Provided entries:
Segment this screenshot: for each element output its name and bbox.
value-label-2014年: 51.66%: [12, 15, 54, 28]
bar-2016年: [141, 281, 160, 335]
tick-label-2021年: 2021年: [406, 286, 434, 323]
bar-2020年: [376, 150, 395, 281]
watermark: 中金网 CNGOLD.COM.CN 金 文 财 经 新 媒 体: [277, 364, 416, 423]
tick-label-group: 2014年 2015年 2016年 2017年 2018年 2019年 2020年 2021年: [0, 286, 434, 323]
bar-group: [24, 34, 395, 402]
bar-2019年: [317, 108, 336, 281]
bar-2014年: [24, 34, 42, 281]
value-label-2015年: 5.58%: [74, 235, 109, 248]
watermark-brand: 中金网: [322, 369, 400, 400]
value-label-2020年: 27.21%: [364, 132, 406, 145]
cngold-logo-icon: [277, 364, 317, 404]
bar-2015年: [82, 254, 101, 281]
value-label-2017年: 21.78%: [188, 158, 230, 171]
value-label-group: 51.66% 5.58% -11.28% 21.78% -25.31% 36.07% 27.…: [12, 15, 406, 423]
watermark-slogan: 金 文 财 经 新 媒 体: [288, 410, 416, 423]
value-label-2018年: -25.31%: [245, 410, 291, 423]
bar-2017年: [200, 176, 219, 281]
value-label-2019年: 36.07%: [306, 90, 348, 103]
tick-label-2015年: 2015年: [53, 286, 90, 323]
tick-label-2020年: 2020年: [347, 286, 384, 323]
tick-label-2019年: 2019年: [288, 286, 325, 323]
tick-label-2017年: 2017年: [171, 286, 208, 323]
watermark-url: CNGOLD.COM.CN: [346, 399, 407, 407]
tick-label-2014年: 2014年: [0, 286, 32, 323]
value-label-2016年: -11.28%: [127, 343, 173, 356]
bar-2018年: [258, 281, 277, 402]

Task requirements:
Update the material above so that every "tick-label" reads "axis-label" instead, and leave everything else unchanged.

Reply to the exercise:
Segment this screenshot: for each element output its name and bbox.
value-label-2014年: 51.66%: [12, 15, 54, 28]
bar-2016年: [141, 281, 160, 335]
axis-label-2021年: 2021年: [406, 286, 434, 323]
bar-2020年: [376, 150, 395, 281]
watermark: 中金网 CNGOLD.COM.CN 金 文 财 经 新 媒 体: [277, 364, 416, 423]
axis-label-group: 2014年 2015年 2016年 2017年 2018年 2019年 2020年 2021年: [0, 286, 434, 323]
bar-group: [24, 34, 395, 402]
bar-2019年: [317, 108, 336, 281]
bar-2014年: [24, 34, 42, 281]
value-label-2015年: 5.58%: [74, 235, 109, 248]
watermark-brand: 中金网: [322, 369, 400, 400]
value-label-2020年: 27.21%: [364, 132, 406, 145]
cngold-logo-icon: [277, 364, 317, 404]
bar-2015年: [82, 254, 101, 281]
value-label-2017年: 21.78%: [188, 158, 230, 171]
value-label-group: 51.66% 5.58% -11.28% 21.78% -25.31% 36.07% 27.…: [12, 15, 406, 423]
watermark-slogan: 金 文 财 经 新 媒 体: [288, 410, 416, 423]
value-label-2018年: -25.31%: [245, 410, 291, 423]
bar-2017年: [200, 176, 219, 281]
value-label-2019年: 36.07%: [306, 90, 348, 103]
axis-label-2015年: 2015年: [53, 286, 90, 323]
axis-label-2020年: 2020年: [347, 286, 384, 323]
axis-label-2019年: 2019年: [288, 286, 325, 323]
axis-label-2017年: 2017年: [171, 286, 208, 323]
watermark-url: CNGOLD.COM.CN: [346, 399, 407, 407]
axis-label-2014年: 2014年: [0, 286, 32, 323]
value-label-2016年: -11.28%: [127, 343, 173, 356]
bar-2018年: [258, 281, 277, 402]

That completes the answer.